**Requirement 1**
List every reference number cited in the passage on entropy.
**Requirement 2**
Copy word for word the section of the passage on entropy that opens with the words containing "The Second Law of" and closes with "for statistical approaches.".

It has been argued5 that entropy has no objective meaning because there may be hidden degrees of freedom that an outside observer cannot see. So, for example, a gas may contain a set of oxygen atoms of different isotopes, O16 and O18. If these isotopes are sorted into different sides of a vessel, this corresponds to low entropy for this parameter of the gas, even though an observer may not see it. This argument is specious, however, because it ignores the possibility of physically real but unobserved subsystems. For example, suppose that there is a sealed, insulated canister of gas at 1000C submerged in an opaque fluid at room temperature. If a person uses a thermometer to measure the temperature of the fluid, and reads 300C, that does not imply that heat is not a real thing because the canister is invisible to the observer. This thought experiment actually has a direct analog in solid state systems; it is quite common for the phonons in a solid (the vibrational modes of the atoms) to have one temperature, carrying a certain amount of heat, while the electrons in the same system can have a very different temperature, much hotter, and carry a different amount of heat. On short time scales, these two subsystems (which represent different degrees of freedom of the full system) can be decoupled, so that an observation may detect only one or the other of them.

In the same way, entropy can belong to two subsystems separately. In the case of the gas of isotopes, we can count two extensive quantities for two different types of degrees of freedom. One is the degree of freedom corresponding to the center-of-mass motion of the atoms, while the second is the degree of freedom of the isotope number. The total entropy of the system is the sum of these two. If an observation is only sensitive to one type of degree of freedom, then only the entropy of that subsystem will be recorded. The situation is no different fundamentally from the case of a hidden canister of hot gas embedded in a larger system and decoupled from it. Not knowing for sure whether there are hidden insulated canisters in a tank of water does not negate the reality of heat.

The Second Law and entropy

The Second Law of Thermodynamics says that the total entropy of a closed system can only either stay the same or increase. There has been extensive debate over the years, from the time of Boltzmann, in justifying the Second Law; most of the argumentation has focused on probability of random events in semiclassical systems.6,7 Rather than reviewing that debate, here we can start with the modern understanding of the Second Law in quantum mechanics and infer its implications for statistical approaches.

The real world we live in is, of course, quantum mechanical. In particular, it is not even semiclassical; semiclassical physics envisions fixed numbers of particles like billiard balls in discrete quantum states that act like baskets. The basic theory of quantum mechanics is quantum field theory, which treats not just the number of particles in a given state, but the phase relationships between a vast number of possible many-particle states.

Recent work8 has shown that the Second Law can be derived entirely within the framework of quantum field theory. That work showed that the concept of randomness is not needed at all; the quantum many-body wave function of a macroscopic system evolves deterministically and irreversibly toward equilibrium. What is needed for irreversibility is the erasure of microscopic details from the macroscopic, coarse-grained description of the system. In the case of quantum field theory, Ref. 8 showed that this occurs in a normal macroscopic system because the phase correlations of the many-particle quantum states rapidly decay toward zero. In principle, there is a Poincaré cycle time for recovery of this phase information, but when the size of the system is infinite, the Poincaré cycle time becomes infinite; in other words, there is never a return to the starting point. This can be understand by analogy to a wave disturbance, such as the plop of a pebble creating rings that move outward on the surface of a pond. In an infinite body of fluid, even if it is perfectly energy-conserving, the waves will move outward forever, dissipating as they spread energy over a vast space and many modes of oscillation. The system will repeat its behavior only if the system has finite boundaries that the waves can reflect from, so that they return inward.

**Provided data**
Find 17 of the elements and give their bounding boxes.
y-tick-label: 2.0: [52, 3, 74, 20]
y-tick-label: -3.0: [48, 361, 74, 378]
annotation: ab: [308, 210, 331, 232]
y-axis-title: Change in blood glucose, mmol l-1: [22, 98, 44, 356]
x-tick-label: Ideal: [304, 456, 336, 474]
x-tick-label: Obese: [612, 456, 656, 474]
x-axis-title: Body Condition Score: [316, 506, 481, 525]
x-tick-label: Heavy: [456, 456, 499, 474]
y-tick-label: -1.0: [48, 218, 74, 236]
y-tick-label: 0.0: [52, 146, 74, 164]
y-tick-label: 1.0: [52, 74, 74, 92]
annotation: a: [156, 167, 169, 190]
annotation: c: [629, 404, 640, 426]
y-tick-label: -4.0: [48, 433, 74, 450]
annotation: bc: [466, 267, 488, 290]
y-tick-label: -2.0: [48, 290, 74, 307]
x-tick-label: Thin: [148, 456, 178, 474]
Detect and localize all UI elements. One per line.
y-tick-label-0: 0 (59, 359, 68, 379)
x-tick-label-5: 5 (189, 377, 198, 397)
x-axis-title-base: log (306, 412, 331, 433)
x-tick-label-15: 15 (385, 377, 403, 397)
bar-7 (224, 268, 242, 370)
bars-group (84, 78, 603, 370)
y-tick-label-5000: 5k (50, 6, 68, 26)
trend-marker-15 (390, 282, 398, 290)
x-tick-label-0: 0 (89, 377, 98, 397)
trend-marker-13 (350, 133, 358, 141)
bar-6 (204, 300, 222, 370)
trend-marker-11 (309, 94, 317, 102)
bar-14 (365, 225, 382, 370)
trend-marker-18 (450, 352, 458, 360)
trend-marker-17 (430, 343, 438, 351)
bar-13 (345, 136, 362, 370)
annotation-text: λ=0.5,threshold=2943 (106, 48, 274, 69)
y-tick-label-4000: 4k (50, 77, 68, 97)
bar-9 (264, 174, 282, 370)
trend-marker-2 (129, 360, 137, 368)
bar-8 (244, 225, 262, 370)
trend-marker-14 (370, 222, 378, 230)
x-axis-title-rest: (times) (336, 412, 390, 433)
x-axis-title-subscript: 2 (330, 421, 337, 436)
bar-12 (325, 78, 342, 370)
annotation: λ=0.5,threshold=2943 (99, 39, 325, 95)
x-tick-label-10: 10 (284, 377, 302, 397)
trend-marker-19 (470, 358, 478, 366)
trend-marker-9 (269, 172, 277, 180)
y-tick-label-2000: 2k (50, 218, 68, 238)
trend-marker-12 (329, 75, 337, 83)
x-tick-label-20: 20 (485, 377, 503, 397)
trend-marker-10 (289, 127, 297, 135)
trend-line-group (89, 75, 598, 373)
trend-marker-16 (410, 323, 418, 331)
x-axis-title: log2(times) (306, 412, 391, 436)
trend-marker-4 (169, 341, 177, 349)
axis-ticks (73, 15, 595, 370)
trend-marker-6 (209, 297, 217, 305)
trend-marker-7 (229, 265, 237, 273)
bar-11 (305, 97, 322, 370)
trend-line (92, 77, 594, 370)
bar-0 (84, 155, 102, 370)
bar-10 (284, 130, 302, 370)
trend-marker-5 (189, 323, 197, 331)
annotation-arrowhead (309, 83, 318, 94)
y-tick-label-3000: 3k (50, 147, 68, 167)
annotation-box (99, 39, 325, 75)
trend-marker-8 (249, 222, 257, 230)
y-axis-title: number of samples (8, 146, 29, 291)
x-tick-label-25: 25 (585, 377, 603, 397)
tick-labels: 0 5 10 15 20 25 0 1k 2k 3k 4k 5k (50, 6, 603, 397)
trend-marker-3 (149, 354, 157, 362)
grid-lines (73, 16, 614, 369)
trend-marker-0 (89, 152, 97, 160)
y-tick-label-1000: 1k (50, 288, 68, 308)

**Problem solution 1**
5, 6, 7, 8

**Problem solution 2**
The Second Law of Thermodynamics says that the total entropy of a closed system can only either stay the same or increase. There has been extensive debate over the years, from the time of Boltzmann, in justifying the Second Law; most of the argumentation has focused on probability of random events in semiclassical systems.6,7 Rather than reviewing that debate, here we can start with the modern understanding of the Second Law in quantum mechanics and infer its implications for statistical approaches.